*DIRECTIONS*: Find each line containing the string "values". Copy it.

*THE INPUT*:
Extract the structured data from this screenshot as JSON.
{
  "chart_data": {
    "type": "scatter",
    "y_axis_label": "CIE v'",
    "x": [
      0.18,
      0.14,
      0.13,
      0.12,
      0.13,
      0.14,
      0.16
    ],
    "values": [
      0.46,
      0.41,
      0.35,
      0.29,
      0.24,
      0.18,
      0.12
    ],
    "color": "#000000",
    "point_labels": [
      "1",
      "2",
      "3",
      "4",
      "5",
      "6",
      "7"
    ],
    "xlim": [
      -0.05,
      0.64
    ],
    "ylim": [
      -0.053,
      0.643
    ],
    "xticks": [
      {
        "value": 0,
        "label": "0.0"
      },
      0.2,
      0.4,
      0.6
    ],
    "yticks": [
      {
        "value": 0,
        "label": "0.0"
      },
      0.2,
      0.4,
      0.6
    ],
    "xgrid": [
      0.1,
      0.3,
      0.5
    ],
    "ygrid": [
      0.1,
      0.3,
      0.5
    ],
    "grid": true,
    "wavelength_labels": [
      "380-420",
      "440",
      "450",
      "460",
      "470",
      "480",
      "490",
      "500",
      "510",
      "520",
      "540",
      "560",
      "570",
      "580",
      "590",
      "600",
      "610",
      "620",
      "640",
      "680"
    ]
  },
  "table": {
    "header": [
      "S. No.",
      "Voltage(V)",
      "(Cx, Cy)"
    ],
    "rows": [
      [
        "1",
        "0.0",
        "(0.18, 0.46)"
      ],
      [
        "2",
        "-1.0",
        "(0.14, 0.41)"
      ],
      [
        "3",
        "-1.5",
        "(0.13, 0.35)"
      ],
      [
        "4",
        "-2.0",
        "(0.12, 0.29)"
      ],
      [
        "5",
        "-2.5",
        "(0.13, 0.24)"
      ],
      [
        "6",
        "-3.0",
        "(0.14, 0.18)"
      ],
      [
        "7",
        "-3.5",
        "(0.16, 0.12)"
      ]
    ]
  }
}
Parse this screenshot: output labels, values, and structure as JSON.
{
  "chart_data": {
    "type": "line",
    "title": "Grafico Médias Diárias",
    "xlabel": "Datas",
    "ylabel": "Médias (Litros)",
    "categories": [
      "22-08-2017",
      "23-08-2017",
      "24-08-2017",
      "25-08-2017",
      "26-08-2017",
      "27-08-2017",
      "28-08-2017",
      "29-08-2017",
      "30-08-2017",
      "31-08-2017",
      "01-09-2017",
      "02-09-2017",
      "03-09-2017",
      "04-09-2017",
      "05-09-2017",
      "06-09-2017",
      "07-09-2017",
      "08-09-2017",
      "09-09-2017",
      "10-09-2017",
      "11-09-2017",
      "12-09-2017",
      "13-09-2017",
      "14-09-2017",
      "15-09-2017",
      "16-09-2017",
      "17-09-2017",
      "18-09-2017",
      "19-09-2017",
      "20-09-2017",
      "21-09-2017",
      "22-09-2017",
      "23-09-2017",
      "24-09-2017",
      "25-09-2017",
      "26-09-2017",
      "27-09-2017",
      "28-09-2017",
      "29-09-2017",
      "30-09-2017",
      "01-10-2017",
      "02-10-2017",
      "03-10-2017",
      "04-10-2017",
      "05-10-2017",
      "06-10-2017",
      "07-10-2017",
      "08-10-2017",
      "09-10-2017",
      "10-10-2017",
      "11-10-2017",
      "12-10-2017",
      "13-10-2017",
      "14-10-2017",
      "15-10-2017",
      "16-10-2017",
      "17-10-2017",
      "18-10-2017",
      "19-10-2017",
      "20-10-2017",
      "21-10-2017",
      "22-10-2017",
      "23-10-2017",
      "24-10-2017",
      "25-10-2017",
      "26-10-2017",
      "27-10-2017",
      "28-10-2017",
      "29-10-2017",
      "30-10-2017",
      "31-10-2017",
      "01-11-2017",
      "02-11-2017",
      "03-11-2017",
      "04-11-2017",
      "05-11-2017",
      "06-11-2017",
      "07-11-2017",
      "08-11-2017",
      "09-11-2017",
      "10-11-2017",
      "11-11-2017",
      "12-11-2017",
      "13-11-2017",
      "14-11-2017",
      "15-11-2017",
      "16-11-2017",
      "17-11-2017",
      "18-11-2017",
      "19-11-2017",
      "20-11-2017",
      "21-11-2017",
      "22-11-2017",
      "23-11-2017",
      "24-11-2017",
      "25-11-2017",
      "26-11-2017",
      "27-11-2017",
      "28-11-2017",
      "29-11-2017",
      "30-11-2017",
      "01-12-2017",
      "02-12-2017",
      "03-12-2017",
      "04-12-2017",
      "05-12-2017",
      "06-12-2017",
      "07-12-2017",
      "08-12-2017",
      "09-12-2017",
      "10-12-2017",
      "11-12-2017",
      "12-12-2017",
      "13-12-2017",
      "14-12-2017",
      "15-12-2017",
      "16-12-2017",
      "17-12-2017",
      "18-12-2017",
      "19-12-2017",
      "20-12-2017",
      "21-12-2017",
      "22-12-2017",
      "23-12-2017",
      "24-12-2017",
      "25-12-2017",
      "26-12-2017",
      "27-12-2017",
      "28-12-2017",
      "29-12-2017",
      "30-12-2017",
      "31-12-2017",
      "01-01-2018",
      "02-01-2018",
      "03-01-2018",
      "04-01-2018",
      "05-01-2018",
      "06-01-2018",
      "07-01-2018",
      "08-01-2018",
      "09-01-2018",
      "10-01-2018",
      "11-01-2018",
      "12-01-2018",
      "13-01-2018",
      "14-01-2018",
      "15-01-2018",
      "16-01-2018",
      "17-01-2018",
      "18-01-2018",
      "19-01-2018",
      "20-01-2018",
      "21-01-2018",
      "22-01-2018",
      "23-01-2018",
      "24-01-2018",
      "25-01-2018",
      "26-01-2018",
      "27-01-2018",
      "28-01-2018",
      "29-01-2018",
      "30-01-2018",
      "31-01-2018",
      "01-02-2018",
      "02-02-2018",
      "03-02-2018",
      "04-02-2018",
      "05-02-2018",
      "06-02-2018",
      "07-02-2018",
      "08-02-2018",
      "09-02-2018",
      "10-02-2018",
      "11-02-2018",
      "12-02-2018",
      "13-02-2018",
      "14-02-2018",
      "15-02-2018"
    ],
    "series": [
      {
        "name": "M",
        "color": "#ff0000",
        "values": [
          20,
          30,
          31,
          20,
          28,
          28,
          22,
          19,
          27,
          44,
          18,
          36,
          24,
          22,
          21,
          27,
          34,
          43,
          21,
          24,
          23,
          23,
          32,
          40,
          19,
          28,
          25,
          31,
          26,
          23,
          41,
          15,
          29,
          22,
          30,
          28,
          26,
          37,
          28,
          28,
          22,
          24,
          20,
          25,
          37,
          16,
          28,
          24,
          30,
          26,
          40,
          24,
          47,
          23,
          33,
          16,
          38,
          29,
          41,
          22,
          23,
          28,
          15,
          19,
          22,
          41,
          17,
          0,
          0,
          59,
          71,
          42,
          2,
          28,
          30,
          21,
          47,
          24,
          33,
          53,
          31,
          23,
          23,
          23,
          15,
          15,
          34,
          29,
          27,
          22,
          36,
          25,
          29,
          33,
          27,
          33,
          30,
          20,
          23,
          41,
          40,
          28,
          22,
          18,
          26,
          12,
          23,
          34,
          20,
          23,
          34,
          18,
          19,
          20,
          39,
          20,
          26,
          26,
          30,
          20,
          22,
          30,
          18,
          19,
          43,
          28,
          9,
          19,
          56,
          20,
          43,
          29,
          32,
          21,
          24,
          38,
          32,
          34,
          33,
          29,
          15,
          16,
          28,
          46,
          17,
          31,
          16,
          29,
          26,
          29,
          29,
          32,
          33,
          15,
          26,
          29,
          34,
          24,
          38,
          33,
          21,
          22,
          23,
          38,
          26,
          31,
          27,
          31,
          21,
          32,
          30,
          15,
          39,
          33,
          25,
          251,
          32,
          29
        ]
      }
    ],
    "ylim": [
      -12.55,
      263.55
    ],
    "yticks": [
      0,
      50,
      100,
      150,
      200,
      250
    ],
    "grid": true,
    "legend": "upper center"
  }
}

*SOLUTION FOR THIS EXERCISE*:
    "values": [
Parse this screenshot: output labels, values, and structure as JSON.
        "values": [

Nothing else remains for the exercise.